*PROBLEM TO WORK ON:* Reproduce all the material exactly, minus any pictures it holds.

Data listing
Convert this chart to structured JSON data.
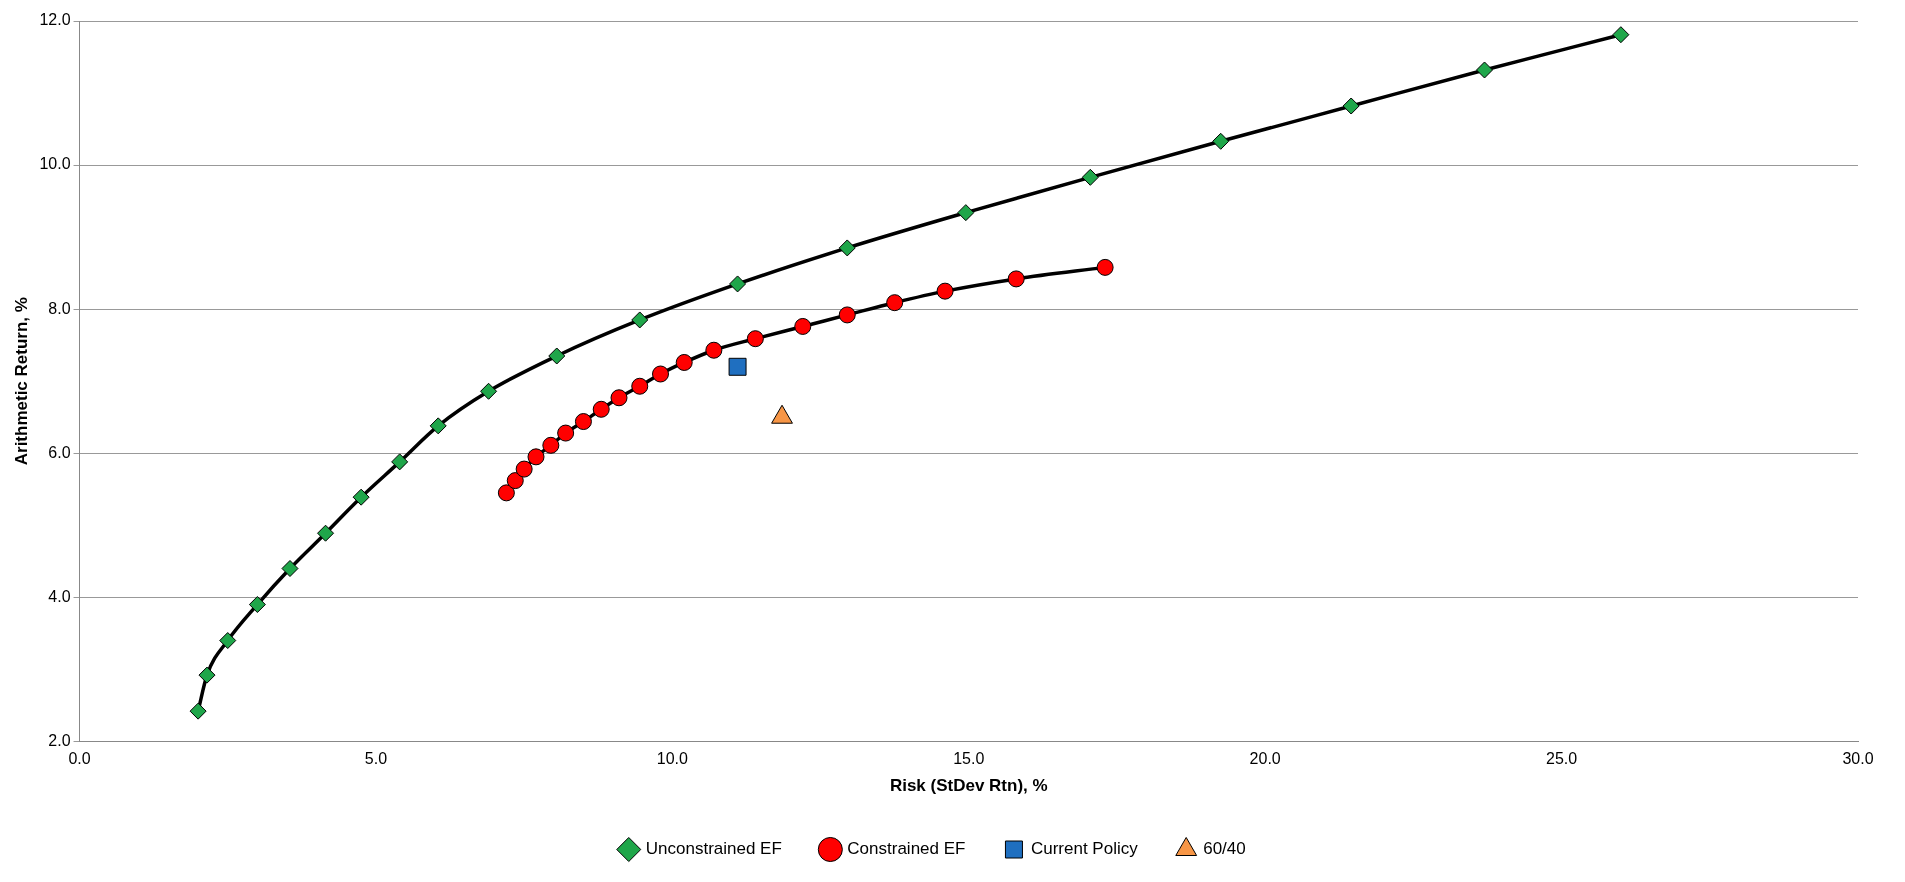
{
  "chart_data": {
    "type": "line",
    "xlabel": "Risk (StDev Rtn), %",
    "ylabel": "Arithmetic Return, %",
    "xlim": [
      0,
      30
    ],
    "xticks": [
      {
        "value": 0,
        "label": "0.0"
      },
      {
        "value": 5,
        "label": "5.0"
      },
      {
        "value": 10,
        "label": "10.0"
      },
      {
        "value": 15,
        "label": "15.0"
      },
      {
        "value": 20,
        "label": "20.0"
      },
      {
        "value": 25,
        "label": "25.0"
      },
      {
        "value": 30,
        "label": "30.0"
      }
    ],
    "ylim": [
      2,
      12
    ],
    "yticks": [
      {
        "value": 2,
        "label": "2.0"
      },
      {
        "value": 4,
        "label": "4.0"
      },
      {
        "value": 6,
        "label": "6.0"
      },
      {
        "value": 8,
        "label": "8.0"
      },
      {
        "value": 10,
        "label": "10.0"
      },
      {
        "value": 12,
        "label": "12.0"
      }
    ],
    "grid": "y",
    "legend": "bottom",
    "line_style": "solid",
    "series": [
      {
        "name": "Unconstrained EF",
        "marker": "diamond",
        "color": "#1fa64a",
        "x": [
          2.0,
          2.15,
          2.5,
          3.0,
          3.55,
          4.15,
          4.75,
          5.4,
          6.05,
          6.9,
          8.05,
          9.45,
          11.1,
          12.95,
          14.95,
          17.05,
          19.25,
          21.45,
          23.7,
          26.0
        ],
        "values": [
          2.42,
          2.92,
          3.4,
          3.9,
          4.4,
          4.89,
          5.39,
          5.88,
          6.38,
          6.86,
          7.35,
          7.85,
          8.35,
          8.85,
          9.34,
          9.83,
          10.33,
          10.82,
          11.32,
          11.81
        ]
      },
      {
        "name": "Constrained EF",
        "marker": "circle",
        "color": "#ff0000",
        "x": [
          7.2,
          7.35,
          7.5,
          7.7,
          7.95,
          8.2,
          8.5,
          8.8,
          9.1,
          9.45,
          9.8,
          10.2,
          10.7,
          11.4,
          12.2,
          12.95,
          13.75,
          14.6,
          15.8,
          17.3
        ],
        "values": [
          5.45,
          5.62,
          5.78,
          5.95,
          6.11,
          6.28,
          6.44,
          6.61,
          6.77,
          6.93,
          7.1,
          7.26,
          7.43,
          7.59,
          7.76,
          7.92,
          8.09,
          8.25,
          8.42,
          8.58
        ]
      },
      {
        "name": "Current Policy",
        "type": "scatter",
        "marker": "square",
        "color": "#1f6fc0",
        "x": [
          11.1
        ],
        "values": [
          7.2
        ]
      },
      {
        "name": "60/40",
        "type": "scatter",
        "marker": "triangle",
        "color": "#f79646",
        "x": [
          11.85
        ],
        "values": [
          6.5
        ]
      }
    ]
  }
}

*SOLVED EXERCISE:*
Convert this chart to structured JSON data.
{
  "chart_data": {
    "type": "line",
    "xlabel": "Risk (StDev Rtn), %",
    "ylabel": "Arithmetic Return, %",
    "xlim": [
      0,
      30
    ],
    "xticks": [
      {
        "value": 0,
        "label": "0.0"
      },
      {
        "value": 5,
        "label": "5.0"
      },
      {
        "value": 10,
        "label": "10.0"
      },
      {
        "value": 15,
        "label": "15.0"
      },
      {
        "value": 20,
        "label": "20.0"
      },
      {
        "value": 25,
        "label": "25.0"
      },
      {
        "value": 30,
        "label": "30.0"
      }
    ],
    "ylim": [
      2,
      12
    ],
    "yticks": [
      {
        "value": 2,
        "label": "2.0"
      },
      {
        "value": 4,
        "label": "4.0"
      },
      {
        "value": 6,
        "label": "6.0"
      },
      {
        "value": 8,
        "label": "8.0"
      },
      {
        "value": 10,
        "label": "10.0"
      },
      {
        "value": 12,
        "label": "12.0"
      }
    ],
    "grid": "y",
    "legend": "bottom",
    "line_style": "solid",
    "series": [
      {
        "name": "Unconstrained EF",
        "marker": "diamond",
        "color": "#1fa64a",
        "x": [
          2.0,
          2.15,
          2.5,
          3.0,
          3.55,
          4.15,
          4.75,
          5.4,
          6.05,
          6.9,
          8.05,
          9.45,
          11.1,
          12.95,
          14.95,
          17.05,
          19.25,
          21.45,
          23.7,
          26.0
        ],
        "values": [
          2.42,
          2.92,
          3.4,
          3.9,
          4.4,
          4.89,
          5.39,
          5.88,
          6.38,
          6.86,
          7.35,
          7.85,
          8.35,
          8.85,
          9.34,
          9.83,
          10.33,
          10.82,
          11.32,
          11.81
        ]
      },
      {
        "name": "Constrained EF",
        "marker": "circle",
        "color": "#ff0000",
        "x": [
          7.2,
          7.35,
          7.5,
          7.7,
          7.95,
          8.2,
          8.5,
          8.8,
          9.1,
          9.45,
          9.8,
          10.2,
          10.7,
          11.4,
          12.2,
          12.95,
          13.75,
          14.6,
          15.8,
          17.3
        ],
        "values": [
          5.45,
          5.62,
          5.78,
          5.95,
          6.11,
          6.28,
          6.44,
          6.61,
          6.77,
          6.93,
          7.1,
          7.26,
          7.43,
          7.59,
          7.76,
          7.92,
          8.09,
          8.25,
          8.42,
          8.58
        ]
      },
      {
        "name": "Current Policy",
        "type": "scatter",
        "marker": "square",
        "color": "#1f6fc0",
        "x": [
          11.1
        ],
        "values": [
          7.2
        ]
      },
      {
        "name": "60/40",
        "type": "scatter",
        "marker": "triangle",
        "color": "#f79646",
        "x": [
          11.85
        ],
        "values": [
          6.5
        ]
      }
    ]
  }
}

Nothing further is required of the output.